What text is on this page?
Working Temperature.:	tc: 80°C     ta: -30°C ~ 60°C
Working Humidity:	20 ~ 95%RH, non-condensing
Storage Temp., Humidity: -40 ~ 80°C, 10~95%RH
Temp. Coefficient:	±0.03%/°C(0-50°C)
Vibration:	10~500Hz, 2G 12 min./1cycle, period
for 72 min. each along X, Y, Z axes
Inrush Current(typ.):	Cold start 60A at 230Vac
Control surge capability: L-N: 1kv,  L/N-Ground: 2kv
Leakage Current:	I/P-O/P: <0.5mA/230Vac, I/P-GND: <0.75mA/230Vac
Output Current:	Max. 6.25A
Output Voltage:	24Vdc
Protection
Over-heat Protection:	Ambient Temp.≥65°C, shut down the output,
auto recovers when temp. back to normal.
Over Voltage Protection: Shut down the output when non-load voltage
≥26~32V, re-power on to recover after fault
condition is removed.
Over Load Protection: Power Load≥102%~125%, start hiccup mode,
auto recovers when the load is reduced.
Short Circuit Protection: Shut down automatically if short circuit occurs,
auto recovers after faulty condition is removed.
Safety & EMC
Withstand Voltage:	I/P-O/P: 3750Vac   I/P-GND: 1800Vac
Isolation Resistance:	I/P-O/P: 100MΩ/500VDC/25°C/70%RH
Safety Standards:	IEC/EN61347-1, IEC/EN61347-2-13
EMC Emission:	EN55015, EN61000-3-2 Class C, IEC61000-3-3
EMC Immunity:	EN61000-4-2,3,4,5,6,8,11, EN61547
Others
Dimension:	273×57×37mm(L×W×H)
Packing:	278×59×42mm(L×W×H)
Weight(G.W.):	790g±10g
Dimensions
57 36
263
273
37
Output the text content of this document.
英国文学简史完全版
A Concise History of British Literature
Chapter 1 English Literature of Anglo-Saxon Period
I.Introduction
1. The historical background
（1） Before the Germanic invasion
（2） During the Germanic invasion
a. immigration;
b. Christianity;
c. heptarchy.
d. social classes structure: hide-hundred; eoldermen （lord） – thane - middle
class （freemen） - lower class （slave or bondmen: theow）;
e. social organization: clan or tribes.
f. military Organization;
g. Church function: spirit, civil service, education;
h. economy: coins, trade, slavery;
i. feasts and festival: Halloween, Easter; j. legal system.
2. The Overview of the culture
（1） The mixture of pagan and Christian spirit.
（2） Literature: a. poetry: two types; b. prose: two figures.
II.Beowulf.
· · ·
• _THE PROBLEM_: Each line that contains the word "invasion" counts toward the total; give only that total.

• _EXERCISE RESPONSE_: 2